§ **Given task**
Extract each line holding the word "this" from the entries.

§ **Provided records**
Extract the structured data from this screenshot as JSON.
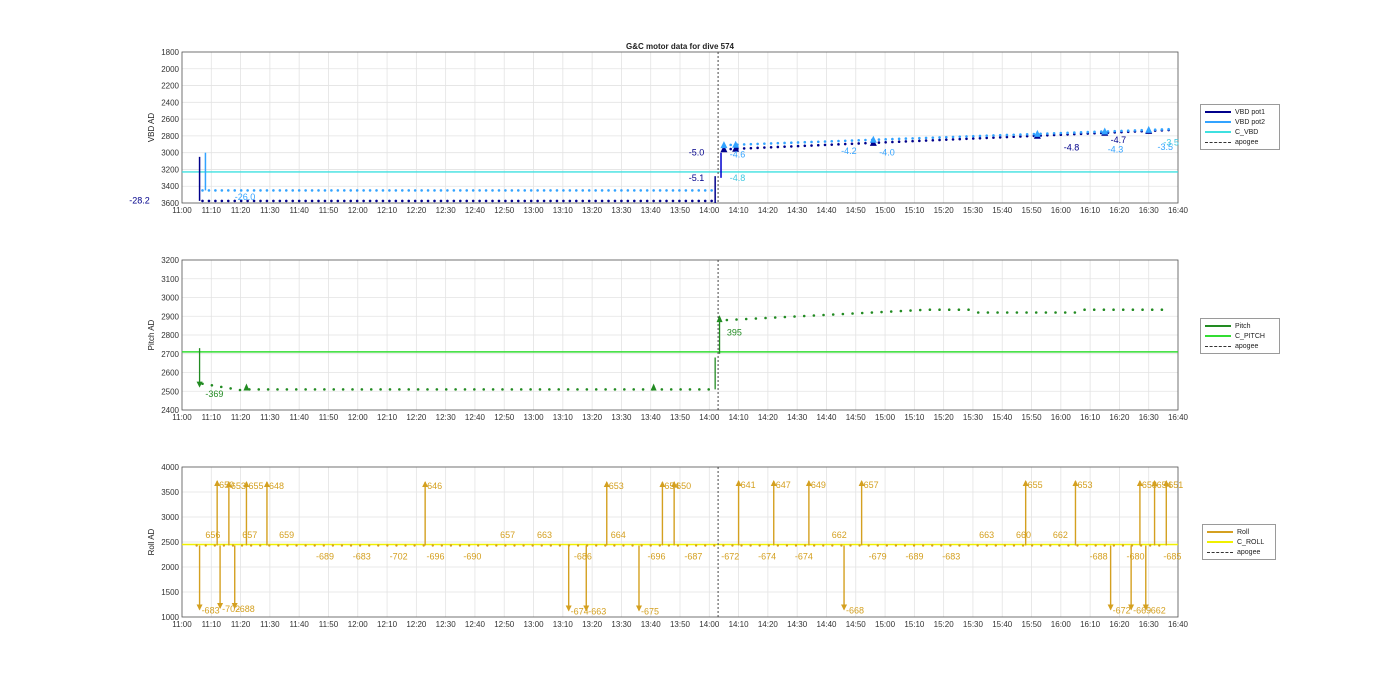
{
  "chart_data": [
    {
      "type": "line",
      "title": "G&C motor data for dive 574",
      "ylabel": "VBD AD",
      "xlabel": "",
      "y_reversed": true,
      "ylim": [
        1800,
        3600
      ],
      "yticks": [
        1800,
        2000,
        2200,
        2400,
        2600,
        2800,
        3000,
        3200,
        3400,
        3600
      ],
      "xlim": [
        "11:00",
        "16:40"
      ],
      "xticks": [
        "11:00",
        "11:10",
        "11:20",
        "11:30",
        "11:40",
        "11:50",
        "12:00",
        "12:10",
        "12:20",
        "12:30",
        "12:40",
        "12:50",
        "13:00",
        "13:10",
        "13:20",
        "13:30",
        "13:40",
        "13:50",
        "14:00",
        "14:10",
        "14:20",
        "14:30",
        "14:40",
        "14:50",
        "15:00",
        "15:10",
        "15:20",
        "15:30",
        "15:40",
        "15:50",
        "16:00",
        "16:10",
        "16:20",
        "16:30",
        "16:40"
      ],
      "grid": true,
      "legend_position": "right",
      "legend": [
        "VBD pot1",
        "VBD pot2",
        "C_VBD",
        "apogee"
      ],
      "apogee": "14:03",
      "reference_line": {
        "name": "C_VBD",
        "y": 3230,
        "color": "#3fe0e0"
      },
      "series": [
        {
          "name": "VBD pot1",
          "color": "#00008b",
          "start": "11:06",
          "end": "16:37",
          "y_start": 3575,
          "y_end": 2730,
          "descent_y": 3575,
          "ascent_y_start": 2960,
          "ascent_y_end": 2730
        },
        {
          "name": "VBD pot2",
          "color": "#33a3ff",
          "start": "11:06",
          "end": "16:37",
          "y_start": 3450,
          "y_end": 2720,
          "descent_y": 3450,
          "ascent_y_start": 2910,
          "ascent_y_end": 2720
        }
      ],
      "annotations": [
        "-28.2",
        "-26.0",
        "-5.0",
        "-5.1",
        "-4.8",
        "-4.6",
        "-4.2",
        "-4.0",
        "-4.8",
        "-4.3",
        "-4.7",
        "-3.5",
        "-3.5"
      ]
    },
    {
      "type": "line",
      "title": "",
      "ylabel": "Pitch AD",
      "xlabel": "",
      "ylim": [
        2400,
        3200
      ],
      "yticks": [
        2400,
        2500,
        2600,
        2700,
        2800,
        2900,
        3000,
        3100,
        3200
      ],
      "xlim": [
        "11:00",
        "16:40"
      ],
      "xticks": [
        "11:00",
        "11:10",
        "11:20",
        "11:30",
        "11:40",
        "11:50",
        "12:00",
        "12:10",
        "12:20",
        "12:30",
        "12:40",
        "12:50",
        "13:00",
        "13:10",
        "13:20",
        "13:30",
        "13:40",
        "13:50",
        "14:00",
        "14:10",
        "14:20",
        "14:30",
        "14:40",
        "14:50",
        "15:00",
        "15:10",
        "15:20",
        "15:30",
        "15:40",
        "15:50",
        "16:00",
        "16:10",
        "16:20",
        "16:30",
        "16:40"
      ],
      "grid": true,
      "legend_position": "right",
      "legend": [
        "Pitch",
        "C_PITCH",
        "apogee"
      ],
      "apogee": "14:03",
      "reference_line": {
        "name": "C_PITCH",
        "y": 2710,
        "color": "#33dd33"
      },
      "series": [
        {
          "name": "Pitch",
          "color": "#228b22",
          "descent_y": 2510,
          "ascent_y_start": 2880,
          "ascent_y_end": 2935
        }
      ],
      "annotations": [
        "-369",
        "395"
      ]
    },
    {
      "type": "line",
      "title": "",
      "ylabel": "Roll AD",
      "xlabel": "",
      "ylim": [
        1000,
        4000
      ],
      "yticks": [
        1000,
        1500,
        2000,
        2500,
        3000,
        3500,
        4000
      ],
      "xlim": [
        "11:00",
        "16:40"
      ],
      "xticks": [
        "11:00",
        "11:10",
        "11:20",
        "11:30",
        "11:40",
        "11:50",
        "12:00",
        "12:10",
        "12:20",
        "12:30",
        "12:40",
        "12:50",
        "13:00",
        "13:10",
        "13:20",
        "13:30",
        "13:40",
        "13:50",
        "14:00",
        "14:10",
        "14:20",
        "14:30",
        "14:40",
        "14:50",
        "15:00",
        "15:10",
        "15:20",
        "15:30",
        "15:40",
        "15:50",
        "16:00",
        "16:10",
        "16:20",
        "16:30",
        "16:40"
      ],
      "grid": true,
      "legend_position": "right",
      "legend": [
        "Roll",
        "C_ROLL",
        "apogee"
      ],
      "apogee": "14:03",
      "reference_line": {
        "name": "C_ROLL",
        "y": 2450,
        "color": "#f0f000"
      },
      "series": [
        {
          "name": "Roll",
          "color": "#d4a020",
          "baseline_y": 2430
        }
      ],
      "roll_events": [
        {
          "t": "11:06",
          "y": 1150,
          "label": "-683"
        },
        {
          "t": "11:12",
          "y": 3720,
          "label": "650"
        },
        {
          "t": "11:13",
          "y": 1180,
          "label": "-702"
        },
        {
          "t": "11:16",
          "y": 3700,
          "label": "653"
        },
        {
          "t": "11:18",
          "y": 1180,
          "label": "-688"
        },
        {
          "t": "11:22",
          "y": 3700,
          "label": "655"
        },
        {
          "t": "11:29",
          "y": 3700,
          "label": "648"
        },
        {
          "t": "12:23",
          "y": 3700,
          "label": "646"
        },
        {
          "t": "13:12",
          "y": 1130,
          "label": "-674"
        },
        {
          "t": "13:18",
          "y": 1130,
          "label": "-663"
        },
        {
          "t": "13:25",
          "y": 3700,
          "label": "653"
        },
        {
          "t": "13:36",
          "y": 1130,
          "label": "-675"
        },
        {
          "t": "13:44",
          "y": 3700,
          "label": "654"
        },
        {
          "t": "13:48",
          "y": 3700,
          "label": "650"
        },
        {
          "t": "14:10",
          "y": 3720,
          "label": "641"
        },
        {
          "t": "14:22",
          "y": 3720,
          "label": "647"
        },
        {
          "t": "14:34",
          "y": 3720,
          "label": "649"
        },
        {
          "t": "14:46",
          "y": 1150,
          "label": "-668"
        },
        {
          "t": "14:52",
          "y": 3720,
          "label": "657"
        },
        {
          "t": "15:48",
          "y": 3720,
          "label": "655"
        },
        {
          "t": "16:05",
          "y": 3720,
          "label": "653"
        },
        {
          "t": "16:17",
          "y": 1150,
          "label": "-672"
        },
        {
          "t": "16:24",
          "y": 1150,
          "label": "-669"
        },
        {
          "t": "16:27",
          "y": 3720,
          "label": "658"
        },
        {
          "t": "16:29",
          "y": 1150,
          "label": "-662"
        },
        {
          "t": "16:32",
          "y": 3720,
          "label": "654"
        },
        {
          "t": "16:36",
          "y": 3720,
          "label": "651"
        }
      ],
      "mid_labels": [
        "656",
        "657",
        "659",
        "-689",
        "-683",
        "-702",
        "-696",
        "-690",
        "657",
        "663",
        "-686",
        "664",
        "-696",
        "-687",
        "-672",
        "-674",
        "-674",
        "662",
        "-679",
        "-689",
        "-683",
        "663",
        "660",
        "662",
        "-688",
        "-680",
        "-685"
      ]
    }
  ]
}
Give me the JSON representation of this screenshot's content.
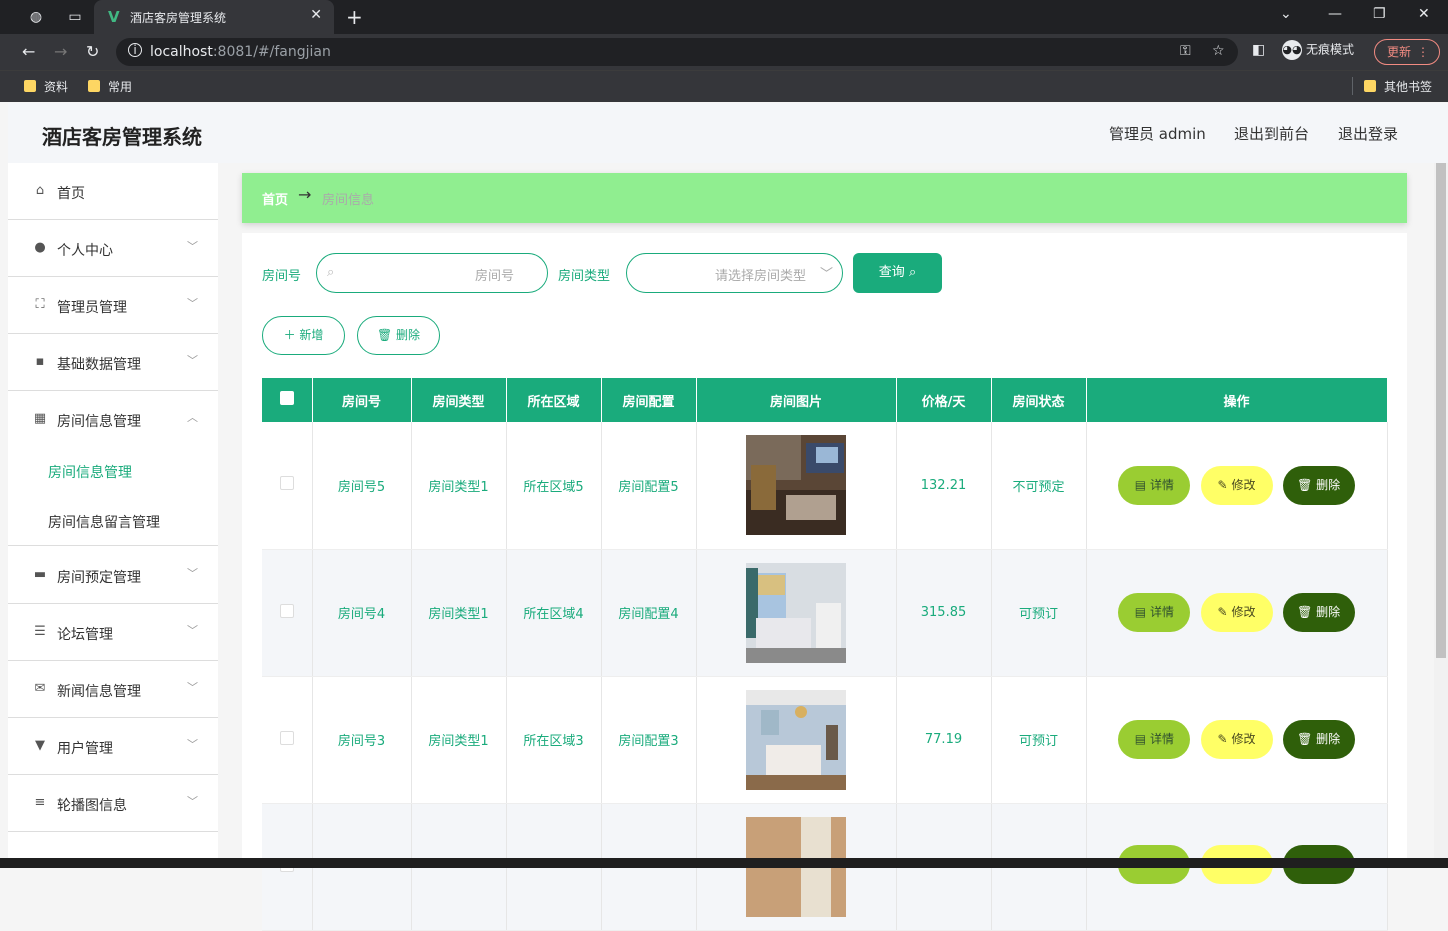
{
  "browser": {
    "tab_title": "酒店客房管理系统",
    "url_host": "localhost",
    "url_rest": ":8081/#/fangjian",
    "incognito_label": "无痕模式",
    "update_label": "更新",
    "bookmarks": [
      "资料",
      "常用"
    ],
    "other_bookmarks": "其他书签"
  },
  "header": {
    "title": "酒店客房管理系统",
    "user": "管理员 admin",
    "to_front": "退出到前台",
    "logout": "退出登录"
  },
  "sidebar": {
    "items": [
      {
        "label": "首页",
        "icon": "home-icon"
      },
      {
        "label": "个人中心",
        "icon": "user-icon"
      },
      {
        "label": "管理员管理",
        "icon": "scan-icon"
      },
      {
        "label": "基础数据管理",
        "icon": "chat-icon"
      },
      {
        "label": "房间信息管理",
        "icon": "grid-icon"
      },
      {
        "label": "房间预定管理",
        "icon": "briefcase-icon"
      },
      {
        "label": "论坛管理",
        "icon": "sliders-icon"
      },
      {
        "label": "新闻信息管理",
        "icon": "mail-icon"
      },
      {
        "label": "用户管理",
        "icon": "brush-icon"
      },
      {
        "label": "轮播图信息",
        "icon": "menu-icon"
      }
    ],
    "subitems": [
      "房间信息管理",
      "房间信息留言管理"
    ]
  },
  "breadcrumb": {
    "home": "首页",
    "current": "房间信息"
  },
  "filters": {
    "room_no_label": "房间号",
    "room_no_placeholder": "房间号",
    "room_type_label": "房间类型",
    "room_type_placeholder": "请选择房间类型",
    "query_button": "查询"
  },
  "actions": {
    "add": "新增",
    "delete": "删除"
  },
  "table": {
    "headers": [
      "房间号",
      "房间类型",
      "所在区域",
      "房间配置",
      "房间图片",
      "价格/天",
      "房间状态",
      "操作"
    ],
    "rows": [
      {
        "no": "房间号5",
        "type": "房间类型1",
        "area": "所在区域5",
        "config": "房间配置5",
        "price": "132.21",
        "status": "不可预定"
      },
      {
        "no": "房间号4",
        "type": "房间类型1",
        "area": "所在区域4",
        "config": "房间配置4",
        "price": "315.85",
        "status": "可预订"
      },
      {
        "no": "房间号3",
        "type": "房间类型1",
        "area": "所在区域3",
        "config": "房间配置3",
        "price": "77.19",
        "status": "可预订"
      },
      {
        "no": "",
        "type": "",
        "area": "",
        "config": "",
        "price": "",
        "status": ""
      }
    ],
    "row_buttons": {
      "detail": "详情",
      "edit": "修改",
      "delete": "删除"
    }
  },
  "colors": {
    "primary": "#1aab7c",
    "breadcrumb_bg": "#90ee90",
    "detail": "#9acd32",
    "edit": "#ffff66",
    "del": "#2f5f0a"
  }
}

§ **Solution to the exercise**
Extract the structured data from this screenshot as JSON.
Give me the JSON representation of this screenshot's content.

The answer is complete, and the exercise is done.